• [Short problem] Select every line holding the word "seja" and copy it.

## Begin

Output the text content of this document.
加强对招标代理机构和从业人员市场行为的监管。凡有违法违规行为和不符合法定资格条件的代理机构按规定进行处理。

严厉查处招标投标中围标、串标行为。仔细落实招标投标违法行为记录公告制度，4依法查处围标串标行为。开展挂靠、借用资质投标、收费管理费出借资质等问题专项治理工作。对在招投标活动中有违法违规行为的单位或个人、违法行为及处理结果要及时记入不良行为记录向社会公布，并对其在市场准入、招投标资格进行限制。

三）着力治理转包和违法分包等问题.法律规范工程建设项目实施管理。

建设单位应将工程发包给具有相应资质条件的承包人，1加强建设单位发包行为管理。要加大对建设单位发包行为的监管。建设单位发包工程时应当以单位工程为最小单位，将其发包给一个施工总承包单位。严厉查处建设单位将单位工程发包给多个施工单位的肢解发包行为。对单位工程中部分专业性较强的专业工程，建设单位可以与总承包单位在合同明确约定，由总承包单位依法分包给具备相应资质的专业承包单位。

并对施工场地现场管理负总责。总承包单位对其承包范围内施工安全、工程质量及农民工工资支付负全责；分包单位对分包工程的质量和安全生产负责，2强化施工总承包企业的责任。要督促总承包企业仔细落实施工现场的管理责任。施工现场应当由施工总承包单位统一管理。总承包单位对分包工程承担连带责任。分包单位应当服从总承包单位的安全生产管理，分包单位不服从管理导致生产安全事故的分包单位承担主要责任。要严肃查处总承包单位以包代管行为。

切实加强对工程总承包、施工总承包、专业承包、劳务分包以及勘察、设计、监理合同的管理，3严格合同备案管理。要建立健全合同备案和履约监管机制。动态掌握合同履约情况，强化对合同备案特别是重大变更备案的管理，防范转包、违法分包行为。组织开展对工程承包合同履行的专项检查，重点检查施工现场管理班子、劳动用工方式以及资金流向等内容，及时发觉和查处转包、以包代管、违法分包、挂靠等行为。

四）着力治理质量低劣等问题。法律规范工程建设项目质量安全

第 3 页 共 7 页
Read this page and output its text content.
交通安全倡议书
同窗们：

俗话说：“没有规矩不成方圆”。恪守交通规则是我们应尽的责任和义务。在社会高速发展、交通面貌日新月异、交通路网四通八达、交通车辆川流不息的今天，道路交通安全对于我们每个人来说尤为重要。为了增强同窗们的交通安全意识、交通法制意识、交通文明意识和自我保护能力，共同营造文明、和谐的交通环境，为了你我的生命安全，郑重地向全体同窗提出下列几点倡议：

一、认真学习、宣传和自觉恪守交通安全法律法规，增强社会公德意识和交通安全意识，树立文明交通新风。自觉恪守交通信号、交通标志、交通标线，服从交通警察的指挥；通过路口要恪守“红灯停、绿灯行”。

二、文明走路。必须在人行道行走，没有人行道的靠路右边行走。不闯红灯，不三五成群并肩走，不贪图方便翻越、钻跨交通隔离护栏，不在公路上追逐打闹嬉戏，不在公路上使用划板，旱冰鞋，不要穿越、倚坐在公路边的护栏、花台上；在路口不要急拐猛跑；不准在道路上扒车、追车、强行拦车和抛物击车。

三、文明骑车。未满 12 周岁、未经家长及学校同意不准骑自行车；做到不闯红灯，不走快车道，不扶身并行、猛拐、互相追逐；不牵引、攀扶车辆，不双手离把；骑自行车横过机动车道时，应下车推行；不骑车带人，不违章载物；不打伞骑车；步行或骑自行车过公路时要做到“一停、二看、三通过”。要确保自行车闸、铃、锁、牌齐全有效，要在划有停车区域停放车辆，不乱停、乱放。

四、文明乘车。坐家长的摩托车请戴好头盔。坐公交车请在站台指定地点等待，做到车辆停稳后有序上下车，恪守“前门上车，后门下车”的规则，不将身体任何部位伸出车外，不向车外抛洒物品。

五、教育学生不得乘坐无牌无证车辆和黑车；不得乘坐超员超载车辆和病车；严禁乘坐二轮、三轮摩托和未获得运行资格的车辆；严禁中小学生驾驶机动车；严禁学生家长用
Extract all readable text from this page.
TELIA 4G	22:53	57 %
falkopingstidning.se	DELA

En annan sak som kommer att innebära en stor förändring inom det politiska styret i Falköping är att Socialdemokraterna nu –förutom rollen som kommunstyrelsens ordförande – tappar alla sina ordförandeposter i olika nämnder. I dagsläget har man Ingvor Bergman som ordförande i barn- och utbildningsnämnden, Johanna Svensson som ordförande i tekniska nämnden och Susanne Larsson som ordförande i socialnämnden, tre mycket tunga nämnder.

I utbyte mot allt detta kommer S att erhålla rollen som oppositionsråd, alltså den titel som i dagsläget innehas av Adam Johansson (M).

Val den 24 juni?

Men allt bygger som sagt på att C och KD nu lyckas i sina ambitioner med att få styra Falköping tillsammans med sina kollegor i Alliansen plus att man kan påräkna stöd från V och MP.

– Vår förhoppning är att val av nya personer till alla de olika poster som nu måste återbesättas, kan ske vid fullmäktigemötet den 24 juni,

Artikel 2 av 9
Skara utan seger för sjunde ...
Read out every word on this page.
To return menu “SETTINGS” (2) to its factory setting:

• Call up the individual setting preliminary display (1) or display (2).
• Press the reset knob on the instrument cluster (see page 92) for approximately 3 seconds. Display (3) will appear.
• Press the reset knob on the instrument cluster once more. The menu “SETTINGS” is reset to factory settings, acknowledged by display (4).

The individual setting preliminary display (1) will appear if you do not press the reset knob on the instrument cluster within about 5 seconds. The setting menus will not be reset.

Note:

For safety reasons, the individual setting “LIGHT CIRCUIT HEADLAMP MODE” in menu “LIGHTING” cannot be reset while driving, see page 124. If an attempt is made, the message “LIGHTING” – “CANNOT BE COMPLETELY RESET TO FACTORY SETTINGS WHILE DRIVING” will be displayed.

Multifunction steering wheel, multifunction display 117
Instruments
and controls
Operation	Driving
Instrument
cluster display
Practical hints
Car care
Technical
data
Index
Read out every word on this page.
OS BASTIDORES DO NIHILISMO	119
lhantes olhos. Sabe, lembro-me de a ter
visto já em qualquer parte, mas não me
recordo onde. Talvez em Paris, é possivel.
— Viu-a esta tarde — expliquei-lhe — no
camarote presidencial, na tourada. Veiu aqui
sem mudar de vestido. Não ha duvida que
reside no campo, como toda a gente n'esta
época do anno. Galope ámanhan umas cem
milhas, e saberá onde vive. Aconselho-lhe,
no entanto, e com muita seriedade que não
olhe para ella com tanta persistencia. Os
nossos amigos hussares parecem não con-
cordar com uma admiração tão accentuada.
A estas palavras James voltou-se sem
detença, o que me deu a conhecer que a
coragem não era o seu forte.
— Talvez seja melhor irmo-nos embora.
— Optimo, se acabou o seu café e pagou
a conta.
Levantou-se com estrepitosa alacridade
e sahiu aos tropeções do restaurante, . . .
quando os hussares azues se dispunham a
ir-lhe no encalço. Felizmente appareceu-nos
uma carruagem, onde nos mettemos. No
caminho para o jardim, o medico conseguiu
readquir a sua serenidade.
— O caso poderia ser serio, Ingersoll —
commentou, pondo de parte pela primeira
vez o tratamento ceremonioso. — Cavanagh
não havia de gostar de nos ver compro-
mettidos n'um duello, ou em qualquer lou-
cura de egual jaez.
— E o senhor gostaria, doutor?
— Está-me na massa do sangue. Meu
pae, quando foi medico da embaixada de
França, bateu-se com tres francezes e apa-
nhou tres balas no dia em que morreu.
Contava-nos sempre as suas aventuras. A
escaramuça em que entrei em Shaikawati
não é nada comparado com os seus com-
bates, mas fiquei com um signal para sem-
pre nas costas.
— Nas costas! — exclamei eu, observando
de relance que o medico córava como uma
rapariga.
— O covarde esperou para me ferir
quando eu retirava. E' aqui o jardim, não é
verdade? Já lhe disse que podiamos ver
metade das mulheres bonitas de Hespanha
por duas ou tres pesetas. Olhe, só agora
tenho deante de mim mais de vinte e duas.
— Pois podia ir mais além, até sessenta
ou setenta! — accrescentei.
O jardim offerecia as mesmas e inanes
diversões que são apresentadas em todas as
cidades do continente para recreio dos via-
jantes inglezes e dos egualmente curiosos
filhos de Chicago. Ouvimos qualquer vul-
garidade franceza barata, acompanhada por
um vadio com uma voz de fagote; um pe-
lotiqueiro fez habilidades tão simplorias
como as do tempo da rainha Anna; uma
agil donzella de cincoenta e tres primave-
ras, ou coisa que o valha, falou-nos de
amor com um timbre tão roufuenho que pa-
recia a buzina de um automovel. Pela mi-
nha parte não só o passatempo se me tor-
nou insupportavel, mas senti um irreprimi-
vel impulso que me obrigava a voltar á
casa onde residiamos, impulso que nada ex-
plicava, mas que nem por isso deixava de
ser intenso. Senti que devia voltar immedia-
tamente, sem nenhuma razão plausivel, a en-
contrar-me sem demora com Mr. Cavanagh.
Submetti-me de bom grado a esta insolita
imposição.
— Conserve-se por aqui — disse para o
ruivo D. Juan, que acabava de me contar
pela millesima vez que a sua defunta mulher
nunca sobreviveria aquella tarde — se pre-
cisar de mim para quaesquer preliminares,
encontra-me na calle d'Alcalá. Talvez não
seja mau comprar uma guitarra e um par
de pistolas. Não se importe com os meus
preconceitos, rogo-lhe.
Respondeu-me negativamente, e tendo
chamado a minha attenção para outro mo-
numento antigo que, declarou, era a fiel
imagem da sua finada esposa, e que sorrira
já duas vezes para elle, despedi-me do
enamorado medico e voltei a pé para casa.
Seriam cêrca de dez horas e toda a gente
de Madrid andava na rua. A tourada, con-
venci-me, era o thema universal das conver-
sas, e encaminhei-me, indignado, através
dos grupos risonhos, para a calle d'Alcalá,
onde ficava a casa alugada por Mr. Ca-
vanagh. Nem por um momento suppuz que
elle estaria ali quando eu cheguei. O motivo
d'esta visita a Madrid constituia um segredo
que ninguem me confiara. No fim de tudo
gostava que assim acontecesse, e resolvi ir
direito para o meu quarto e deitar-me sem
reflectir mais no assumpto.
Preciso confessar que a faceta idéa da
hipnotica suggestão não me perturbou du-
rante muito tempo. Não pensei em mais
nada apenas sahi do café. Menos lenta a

## End

• [Finished task]
— Talvez seja melhor irmo-nos embora.
seja mau comprar uma guitarra e um par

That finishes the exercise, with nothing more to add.